* _Challenge_
Gather all lines in the entries that include the word "this".
***
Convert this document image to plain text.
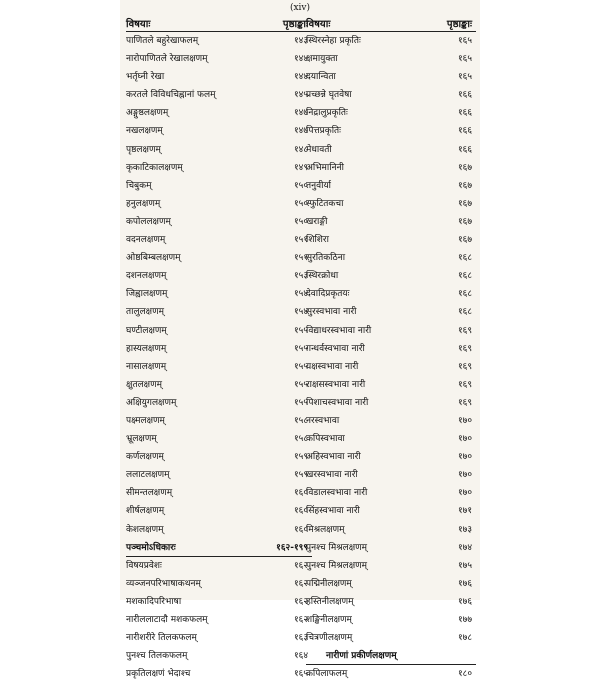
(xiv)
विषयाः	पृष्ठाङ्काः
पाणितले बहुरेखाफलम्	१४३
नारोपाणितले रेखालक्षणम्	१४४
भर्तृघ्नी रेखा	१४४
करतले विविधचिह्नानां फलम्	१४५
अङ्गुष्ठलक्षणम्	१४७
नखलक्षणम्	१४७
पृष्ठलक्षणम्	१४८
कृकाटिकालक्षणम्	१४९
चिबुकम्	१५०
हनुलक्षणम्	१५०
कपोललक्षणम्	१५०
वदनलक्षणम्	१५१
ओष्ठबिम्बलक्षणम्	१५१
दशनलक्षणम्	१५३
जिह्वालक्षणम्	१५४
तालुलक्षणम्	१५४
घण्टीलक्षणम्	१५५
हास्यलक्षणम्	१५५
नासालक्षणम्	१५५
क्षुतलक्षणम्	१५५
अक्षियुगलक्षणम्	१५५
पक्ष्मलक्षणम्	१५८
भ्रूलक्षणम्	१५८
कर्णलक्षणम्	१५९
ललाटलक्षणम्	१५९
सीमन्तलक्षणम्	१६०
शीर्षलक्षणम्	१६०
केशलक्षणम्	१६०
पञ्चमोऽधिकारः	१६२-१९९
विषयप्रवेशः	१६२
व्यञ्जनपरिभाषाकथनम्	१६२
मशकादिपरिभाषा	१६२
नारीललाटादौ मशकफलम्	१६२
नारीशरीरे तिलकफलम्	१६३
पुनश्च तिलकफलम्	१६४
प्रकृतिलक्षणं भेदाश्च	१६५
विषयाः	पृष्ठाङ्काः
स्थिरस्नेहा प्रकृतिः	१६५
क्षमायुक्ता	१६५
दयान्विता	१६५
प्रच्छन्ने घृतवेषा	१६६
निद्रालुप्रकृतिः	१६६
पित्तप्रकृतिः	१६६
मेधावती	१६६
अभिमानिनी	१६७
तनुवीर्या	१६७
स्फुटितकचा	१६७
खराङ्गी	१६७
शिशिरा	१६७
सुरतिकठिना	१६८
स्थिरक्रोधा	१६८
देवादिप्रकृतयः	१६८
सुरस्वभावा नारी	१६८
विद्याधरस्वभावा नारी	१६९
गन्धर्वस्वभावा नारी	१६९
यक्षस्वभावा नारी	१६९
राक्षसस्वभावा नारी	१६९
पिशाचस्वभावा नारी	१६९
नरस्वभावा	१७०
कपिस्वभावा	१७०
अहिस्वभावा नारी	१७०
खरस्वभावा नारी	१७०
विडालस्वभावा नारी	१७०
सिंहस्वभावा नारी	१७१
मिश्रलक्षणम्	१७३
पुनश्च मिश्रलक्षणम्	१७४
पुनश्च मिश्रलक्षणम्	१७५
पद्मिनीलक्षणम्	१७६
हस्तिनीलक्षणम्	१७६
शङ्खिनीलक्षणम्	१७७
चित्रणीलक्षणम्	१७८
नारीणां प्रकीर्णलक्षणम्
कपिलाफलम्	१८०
***
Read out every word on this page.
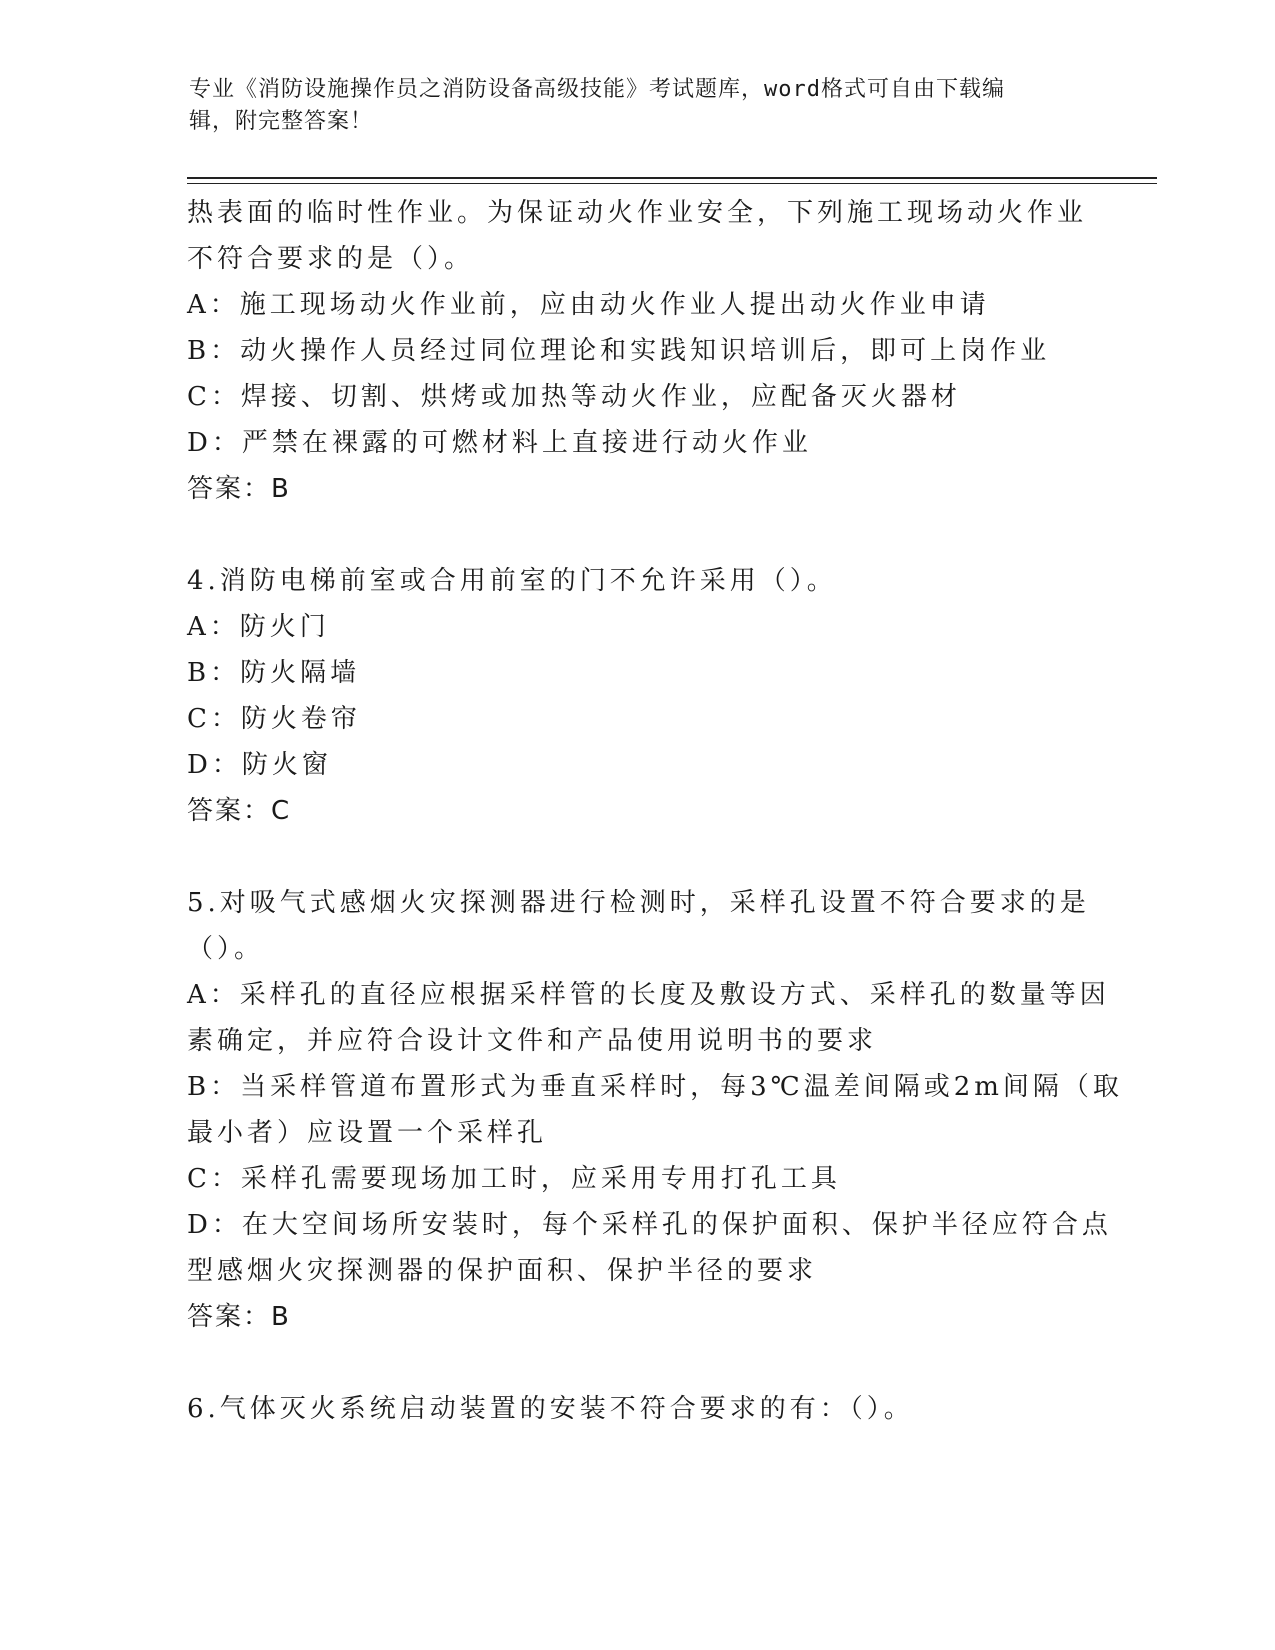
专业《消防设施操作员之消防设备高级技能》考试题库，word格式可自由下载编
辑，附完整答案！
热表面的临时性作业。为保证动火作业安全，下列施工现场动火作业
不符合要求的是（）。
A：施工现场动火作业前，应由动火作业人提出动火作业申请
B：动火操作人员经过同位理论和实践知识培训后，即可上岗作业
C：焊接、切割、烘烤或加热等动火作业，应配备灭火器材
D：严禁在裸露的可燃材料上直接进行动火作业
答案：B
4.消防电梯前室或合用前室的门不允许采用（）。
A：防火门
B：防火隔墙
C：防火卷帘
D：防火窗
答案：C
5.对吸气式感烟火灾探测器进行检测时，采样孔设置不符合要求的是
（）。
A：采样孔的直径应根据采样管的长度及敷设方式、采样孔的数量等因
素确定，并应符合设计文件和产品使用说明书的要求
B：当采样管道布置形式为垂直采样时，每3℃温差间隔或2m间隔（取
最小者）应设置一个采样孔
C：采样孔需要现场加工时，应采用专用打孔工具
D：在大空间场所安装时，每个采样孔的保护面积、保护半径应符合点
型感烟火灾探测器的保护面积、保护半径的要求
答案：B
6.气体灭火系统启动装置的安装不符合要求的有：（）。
***
* _Response_
Convert this document image to plain text.
Read out every word on this page.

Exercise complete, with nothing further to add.